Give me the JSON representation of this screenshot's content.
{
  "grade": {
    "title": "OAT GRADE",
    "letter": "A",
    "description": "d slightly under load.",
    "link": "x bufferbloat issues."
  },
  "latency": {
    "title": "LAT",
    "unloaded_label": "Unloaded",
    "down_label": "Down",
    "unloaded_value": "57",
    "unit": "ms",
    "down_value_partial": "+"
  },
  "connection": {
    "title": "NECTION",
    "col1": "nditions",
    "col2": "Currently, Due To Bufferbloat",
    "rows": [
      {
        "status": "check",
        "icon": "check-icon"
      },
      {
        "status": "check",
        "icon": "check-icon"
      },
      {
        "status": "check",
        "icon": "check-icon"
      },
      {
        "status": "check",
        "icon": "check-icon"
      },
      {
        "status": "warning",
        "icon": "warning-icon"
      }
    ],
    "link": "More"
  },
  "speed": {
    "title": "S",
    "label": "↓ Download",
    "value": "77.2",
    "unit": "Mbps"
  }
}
◆ ◆ ◆ ◆ ◆
STATED GOAL
Each line of the listing should be echoed back exactly.

EXERCISE RESPONSE
Give me the JSON representation of this screenshot's content.
{
  "grade": {
    "title": "OAT GRADE",
    "letter": "A",
    "description": "d slightly under load.",
    "link": "x bufferbloat issues."
  },
  "latency": {
    "title": "LAT",
    "unloaded_label": "Unloaded",
    "down_label": "Down",
    "unloaded_value": "57",
    "unit": "ms",
    "down_value_partial": "+"
  },
  "connection": {
    "title": "NECTION",
    "col1": "nditions",
    "col2": "Currently, Due To Bufferbloat",
    "rows": [
      {
        "status": "check",
        "icon": "check-icon"
      },
      {
        "status": "check",
        "icon": "check-icon"
      },
      {
        "status": "check",
        "icon": "check-icon"
      },
      {
        "status": "check",
        "icon": "check-icon"
      },
      {
        "status": "warning",
        "icon": "warning-icon"
      }
    ],
    "link": "More"
  },
  "speed": {
    "title": "S",
    "label": "↓ Download",
    "value": "77.2",
    "unit": "Mbps"
  }
}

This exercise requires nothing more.